TASK INPUTS -
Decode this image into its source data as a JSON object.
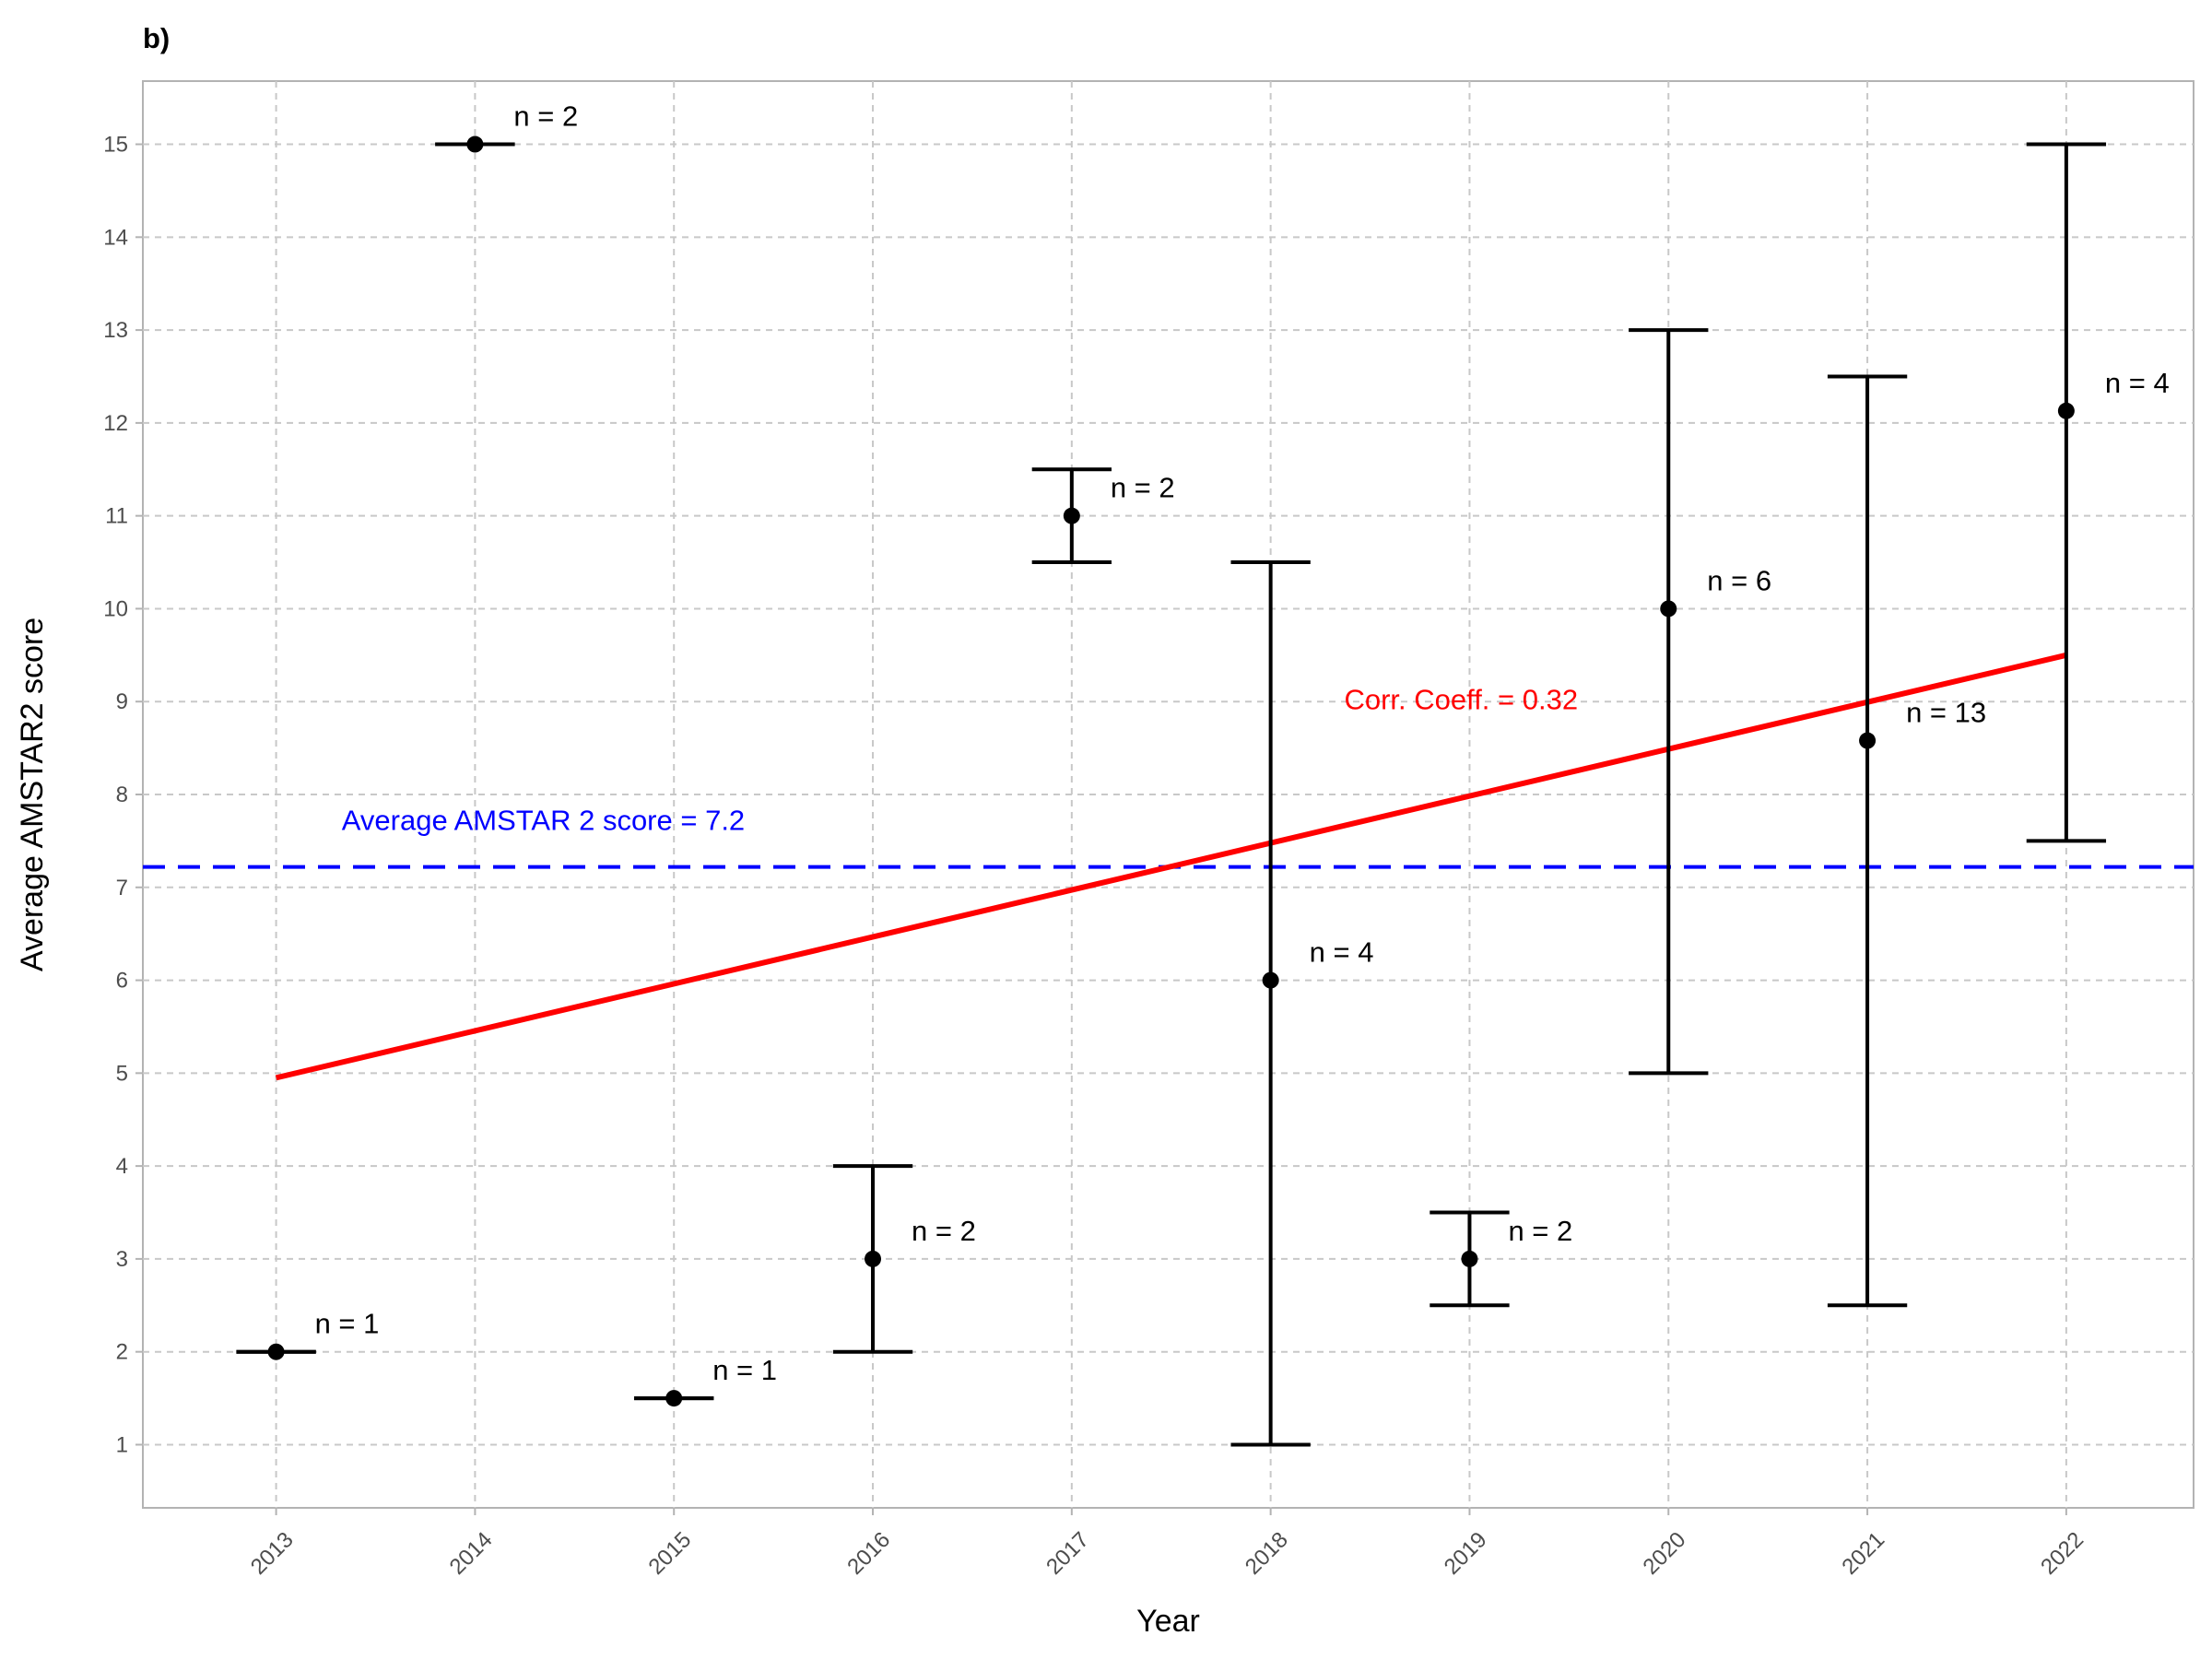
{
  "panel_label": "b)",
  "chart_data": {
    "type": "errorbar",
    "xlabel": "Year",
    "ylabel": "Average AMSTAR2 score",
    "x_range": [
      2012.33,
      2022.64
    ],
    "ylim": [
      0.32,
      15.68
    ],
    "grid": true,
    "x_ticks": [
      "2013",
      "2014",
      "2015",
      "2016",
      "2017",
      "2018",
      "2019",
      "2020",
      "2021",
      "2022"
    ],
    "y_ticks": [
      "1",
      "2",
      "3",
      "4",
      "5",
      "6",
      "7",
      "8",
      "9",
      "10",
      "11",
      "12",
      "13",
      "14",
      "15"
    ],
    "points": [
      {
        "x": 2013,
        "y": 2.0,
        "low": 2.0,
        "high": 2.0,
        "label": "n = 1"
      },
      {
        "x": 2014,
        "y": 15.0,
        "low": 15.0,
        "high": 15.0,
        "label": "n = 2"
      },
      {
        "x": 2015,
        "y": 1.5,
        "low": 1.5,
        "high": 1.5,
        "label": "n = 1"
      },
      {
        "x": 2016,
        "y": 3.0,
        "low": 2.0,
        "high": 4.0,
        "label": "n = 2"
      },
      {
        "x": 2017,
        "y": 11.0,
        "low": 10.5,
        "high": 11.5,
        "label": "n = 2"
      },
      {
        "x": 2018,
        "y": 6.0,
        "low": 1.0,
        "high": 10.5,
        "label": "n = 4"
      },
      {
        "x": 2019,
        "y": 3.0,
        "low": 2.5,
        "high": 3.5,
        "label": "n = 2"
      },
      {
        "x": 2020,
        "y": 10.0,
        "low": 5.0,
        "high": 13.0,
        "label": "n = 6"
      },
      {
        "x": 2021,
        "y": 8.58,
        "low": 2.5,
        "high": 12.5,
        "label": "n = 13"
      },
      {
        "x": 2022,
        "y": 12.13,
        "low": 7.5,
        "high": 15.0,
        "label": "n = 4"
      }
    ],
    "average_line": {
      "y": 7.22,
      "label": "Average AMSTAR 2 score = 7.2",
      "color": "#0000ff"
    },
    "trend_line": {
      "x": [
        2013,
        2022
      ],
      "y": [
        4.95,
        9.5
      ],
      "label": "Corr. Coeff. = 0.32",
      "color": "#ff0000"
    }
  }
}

WORK TO COMPLETE -
Make an exact copy of every entry above, minus the images.

FINAL RESULT -
Decode this image into its source data as a JSON object.
{
  "panel_label": "b)",
  "chart_data": {
    "type": "errorbar",
    "xlabel": "Year",
    "ylabel": "Average AMSTAR2 score",
    "x_range": [
      2012.33,
      2022.64
    ],
    "ylim": [
      0.32,
      15.68
    ],
    "grid": true,
    "x_ticks": [
      "2013",
      "2014",
      "2015",
      "2016",
      "2017",
      "2018",
      "2019",
      "2020",
      "2021",
      "2022"
    ],
    "y_ticks": [
      "1",
      "2",
      "3",
      "4",
      "5",
      "6",
      "7",
      "8",
      "9",
      "10",
      "11",
      "12",
      "13",
      "14",
      "15"
    ],
    "points": [
      {
        "x": 2013,
        "y": 2.0,
        "low": 2.0,
        "high": 2.0,
        "label": "n = 1"
      },
      {
        "x": 2014,
        "y": 15.0,
        "low": 15.0,
        "high": 15.0,
        "label": "n = 2"
      },
      {
        "x": 2015,
        "y": 1.5,
        "low": 1.5,
        "high": 1.5,
        "label": "n = 1"
      },
      {
        "x": 2016,
        "y": 3.0,
        "low": 2.0,
        "high": 4.0,
        "label": "n = 2"
      },
      {
        "x": 2017,
        "y": 11.0,
        "low": 10.5,
        "high": 11.5,
        "label": "n = 2"
      },
      {
        "x": 2018,
        "y": 6.0,
        "low": 1.0,
        "high": 10.5,
        "label": "n = 4"
      },
      {
        "x": 2019,
        "y": 3.0,
        "low": 2.5,
        "high": 3.5,
        "label": "n = 2"
      },
      {
        "x": 2020,
        "y": 10.0,
        "low": 5.0,
        "high": 13.0,
        "label": "n = 6"
      },
      {
        "x": 2021,
        "y": 8.58,
        "low": 2.5,
        "high": 12.5,
        "label": "n = 13"
      },
      {
        "x": 2022,
        "y": 12.13,
        "low": 7.5,
        "high": 15.0,
        "label": "n = 4"
      }
    ],
    "average_line": {
      "y": 7.22,
      "label": "Average AMSTAR 2 score = 7.2",
      "color": "#0000ff"
    },
    "trend_line": {
      "x": [
        2013,
        2022
      ],
      "y": [
        4.95,
        9.5
      ],
      "label": "Corr. Coeff. = 0.32",
      "color": "#ff0000"
    }
  }
}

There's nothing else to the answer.